Records from a collection of figures
++++++++
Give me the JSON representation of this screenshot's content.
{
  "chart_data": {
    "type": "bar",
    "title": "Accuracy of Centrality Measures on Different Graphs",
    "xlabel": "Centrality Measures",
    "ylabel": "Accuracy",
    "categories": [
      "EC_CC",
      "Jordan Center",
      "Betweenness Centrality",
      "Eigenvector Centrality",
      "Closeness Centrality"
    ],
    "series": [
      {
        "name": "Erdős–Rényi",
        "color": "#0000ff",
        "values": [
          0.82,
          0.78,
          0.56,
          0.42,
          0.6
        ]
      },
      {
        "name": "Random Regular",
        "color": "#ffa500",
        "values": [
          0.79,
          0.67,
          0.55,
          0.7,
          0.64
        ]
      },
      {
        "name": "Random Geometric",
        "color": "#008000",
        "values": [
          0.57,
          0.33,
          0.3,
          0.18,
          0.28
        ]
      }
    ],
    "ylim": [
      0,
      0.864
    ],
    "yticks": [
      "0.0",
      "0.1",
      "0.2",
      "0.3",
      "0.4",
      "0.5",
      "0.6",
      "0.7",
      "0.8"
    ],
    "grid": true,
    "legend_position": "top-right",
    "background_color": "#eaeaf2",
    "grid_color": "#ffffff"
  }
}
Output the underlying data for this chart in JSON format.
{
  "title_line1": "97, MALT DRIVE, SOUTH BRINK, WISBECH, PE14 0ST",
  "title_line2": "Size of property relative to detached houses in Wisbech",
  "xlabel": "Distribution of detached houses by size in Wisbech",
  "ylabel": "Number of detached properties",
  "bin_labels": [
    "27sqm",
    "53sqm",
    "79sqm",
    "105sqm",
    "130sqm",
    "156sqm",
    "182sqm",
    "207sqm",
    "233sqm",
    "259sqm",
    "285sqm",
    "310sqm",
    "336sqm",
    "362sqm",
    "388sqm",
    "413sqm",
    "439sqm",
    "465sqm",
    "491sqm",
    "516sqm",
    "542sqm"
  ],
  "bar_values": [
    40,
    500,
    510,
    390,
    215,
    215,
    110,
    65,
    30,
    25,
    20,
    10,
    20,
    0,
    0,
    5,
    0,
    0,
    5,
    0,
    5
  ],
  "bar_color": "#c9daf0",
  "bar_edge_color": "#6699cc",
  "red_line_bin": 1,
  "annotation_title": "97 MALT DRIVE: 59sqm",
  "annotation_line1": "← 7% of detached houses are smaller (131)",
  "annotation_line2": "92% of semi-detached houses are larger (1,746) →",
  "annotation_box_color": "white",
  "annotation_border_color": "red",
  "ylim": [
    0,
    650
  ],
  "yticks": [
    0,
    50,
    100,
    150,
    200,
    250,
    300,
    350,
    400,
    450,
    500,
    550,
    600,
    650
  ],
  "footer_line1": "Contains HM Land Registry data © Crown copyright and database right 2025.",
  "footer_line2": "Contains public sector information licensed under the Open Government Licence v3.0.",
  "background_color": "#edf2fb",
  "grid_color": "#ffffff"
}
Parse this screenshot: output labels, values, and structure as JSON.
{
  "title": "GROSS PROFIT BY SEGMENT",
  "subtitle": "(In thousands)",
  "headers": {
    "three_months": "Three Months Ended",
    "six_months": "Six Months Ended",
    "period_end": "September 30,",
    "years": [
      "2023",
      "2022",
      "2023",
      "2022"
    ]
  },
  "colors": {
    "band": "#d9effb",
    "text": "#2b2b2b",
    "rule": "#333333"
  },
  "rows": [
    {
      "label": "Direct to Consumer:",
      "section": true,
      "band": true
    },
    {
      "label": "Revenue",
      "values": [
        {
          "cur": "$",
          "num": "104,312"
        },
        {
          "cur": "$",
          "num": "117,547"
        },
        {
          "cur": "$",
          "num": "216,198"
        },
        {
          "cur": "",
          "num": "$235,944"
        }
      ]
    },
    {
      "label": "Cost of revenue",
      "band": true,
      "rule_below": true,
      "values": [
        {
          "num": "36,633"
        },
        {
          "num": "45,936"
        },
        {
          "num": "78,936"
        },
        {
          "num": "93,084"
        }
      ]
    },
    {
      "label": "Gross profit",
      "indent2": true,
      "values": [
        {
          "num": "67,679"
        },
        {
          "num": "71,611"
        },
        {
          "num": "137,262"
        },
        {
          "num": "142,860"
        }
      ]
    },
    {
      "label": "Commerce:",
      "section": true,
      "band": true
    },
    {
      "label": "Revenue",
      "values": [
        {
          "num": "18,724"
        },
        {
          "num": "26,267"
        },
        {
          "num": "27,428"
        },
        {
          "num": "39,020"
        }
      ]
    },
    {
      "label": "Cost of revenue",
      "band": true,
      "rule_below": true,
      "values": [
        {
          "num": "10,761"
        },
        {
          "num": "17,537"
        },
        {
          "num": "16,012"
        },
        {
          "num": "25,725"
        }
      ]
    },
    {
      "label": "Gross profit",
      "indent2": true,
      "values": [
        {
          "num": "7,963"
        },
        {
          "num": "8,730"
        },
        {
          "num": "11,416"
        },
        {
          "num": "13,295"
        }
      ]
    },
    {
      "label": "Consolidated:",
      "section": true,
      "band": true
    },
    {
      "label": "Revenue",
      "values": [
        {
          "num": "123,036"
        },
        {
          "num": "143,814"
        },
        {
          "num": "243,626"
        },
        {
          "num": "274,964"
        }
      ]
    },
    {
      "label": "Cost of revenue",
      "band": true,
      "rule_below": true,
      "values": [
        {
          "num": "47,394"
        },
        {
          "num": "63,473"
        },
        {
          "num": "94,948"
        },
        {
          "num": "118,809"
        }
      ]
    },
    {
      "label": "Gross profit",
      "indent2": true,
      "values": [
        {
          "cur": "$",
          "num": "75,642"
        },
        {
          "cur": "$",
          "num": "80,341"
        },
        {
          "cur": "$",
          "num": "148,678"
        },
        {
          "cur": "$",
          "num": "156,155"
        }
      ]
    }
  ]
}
++++++++
Task details:
Gather every line from the listing above in which "right" appears, and copy those lines.

Task output:
    "legend_position": "top-right",
  "footer_line1": "Contains HM Land Registry data © Crown copyright and database right 2025.",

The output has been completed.